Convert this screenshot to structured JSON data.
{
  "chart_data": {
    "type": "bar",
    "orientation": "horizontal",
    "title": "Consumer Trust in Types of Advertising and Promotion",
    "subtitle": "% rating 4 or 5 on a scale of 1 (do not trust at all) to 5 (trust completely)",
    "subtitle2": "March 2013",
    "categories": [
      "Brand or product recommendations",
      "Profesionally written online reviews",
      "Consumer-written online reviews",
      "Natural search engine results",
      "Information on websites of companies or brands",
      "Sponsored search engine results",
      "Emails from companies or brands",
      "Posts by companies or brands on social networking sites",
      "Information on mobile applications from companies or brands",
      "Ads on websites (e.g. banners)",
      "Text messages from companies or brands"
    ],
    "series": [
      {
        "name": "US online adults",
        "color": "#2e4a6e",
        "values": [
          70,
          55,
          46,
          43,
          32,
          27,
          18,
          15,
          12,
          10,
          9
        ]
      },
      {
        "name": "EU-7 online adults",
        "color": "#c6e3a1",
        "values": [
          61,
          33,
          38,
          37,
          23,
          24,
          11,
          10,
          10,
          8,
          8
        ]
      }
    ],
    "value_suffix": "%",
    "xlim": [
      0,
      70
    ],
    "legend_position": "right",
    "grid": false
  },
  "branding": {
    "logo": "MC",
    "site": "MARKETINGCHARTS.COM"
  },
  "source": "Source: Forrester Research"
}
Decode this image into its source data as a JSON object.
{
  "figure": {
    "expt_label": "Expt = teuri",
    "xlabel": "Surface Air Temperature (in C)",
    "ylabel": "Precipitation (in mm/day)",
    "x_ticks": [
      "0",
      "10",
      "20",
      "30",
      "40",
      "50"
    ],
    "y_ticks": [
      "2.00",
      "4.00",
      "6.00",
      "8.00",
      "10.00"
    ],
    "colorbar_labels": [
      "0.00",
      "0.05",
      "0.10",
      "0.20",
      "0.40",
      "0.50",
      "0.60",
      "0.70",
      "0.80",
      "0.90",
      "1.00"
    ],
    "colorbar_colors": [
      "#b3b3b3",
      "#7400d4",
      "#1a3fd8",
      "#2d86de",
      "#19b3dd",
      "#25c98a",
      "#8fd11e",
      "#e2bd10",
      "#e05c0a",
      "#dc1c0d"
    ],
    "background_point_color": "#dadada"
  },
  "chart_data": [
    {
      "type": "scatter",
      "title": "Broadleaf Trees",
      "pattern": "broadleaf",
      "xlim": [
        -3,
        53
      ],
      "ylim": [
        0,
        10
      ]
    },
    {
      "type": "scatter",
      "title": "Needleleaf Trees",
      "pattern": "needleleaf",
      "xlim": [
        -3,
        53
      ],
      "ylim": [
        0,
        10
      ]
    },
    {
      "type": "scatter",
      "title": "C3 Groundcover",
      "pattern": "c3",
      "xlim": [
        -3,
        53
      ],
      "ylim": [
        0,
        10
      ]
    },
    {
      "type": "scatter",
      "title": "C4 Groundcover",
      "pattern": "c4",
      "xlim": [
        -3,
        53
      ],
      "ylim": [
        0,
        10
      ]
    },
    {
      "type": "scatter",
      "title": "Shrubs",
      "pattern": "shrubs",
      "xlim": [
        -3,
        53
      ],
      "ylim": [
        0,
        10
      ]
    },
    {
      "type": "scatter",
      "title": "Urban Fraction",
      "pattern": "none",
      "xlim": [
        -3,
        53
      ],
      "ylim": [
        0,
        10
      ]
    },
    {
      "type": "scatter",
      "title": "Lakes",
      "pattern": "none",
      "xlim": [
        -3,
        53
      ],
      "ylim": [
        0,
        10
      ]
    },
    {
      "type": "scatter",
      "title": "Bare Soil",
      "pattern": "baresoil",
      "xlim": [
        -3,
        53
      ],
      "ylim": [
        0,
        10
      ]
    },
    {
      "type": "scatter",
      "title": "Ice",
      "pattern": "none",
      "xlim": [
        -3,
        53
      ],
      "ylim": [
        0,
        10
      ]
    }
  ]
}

### Objective
Copy out every line where the word "Consumer" occurs.

### Answer to this problem
    "title": "Consumer Trust in Types of Advertising and Promotion",
      "Consumer-written online reviews",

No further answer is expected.